Exercise brief
Without the pictures, copy the entries below word for word.

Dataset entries
==============================

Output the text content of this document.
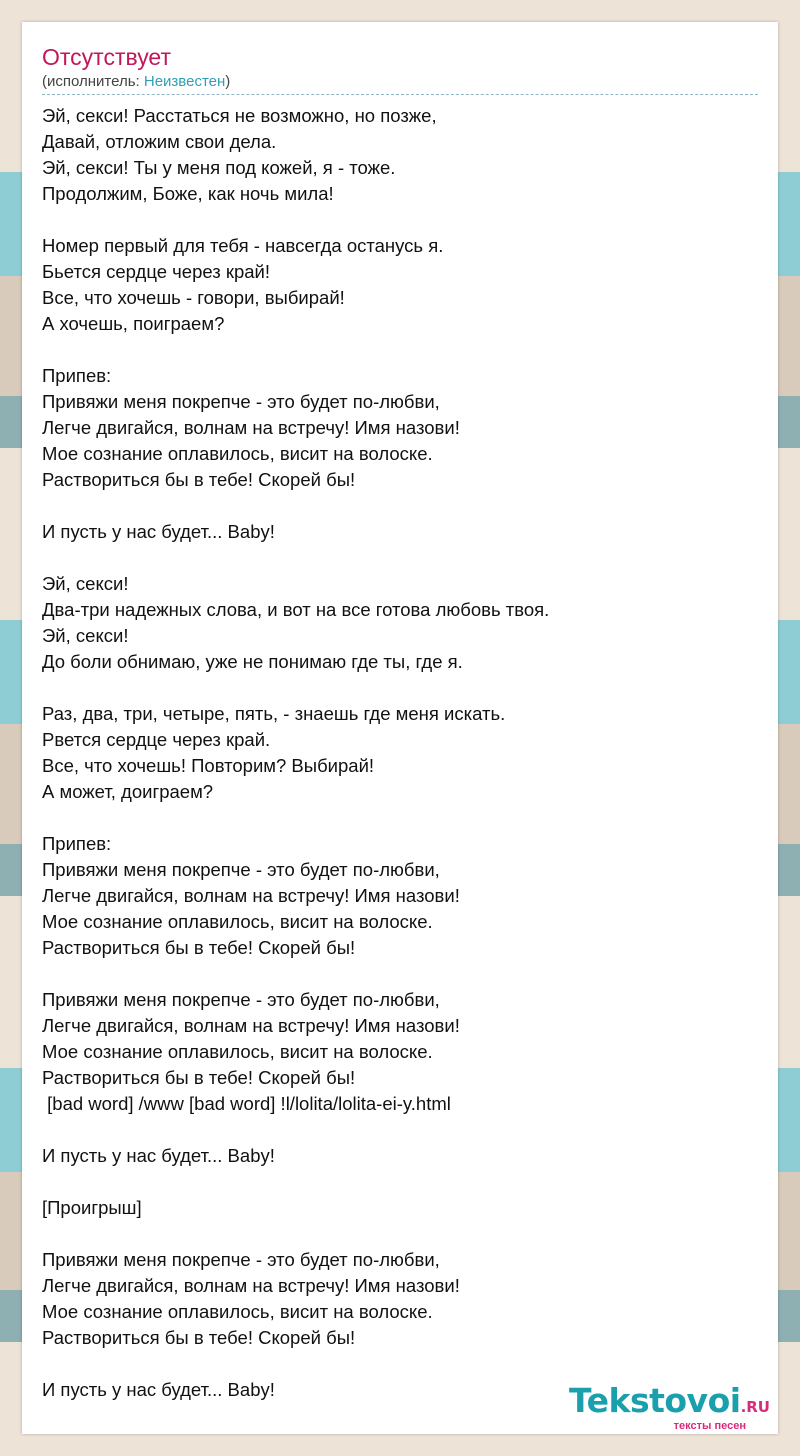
Отсутствует
(исполнитель: Неизвестен)
Эй, секси! Расстаться не возможно, но позже,
Давай, отложим свои дела.
Эй, секси! Ты у меня под кожей, я - тоже.
Продолжим, Боже, как ночь мила!
Номер первый для тебя - навсегда останусь я.
Бьется сердце через край!
Все, что хочешь - говори, выбирай!
А хочешь, поиграем?
Припев:
Привяжи меня покрепче - это будет по-любви,
Легче двигайся, волнам на встречу! Имя назови!
Мое сознание оплавилось, висит на волоске.
Раствориться бы в тебе! Скорей бы!
И пусть у нас будет... Baby!
Эй, секси!
Два-три надежных слова, и вот на все готова любовь твоя.
Эй, секси!
До боли обнимаю, уже не понимаю где ты, где я.
Раз, два, три, четыре, пять, - знаешь где меня искать.
Рвется сердце через край.
Все, что хочешь! Повторим? Выбирай!
А может, доиграем?
Припев:
Привяжи меня покрепче - это будет по-любви,
Легче двигайся, волнам на встречу! Имя назови!
Мое сознание оплавилось, висит на волоске.
Раствориться бы в тебе! Скорей бы!
Привяжи меня покрепче - это будет по-любви,
Легче двигайся, волнам на встречу! Имя назови!
Мое сознание оплавилось, висит на волоске.
Раствориться бы в тебе! Скорей бы!
[bad word] /www [bad word] !l/lolita/lolita-ei-y.html
И пусть у нас будет... Baby!
[Проигрыш]
Привяжи меня покрепче - это будет по-любви,
Легче двигайся, волнам на встречу! Имя назови!
Мое сознание оплавилось, висит на волоске.
Раствориться бы в тебе! Скорей бы!
И пусть у нас будет... Baby!	Tekstovoi.RU
тексты песен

==============================

Solution to the problem
Output the text content of this document.
Отсутствует
(исполнитель: Неизвестен)
Эй, секси! Расстаться не возможно, но позже,
Давай, отложим свои дела.
Эй, секси! Ты у меня под кожей, я - тоже.
Продолжим, Боже, как ночь мила!
Номер первый для тебя - навсегда останусь я.
Бьется сердце через край!
Все, что хочешь - говори, выбирай!
А хочешь, поиграем?
Припев:
Привяжи меня покрепче - это будет по-любви,
Легче двигайся, волнам на встречу! Имя назови!
Мое сознание оплавилось, висит на волоске.
Раствориться бы в тебе! Скорей бы!
И пусть у нас будет... Baby!
Эй, секси!
Два-три надежных слова, и вот на все готова любовь твоя.
Эй, секси!
До боли обнимаю, уже не понимаю где ты, где я.
Раз, два, три, четыре, пять, - знаешь где меня искать.
Рвется сердце через край.
Все, что хочешь! Повторим? Выбирай!
А может, доиграем?
Припев:
Привяжи меня покрепче - это будет по-любви,
Легче двигайся, волнам на встречу! Имя назови!
Мое сознание оплавилось, висит на волоске.
Раствориться бы в тебе! Скорей бы!
Привяжи меня покрепче - это будет по-любви,
Легче двигайся, волнам на встречу! Имя назови!
Мое сознание оплавилось, висит на волоске.
Раствориться бы в тебе! Скорей бы!
[bad word] /www [bad word] !l/lolita/lolita-ei-y.html
И пусть у нас будет... Baby!
[Проигрыш]
Привяжи меня покрепче - это будет по-любви,
Легче двигайся, волнам на встречу! Имя назови!
Мое сознание оплавилось, висит на волоске.
Раствориться бы в тебе! Скорей бы!
И пусть у нас будет... Baby!	Tekstovoi.RU
тексты песен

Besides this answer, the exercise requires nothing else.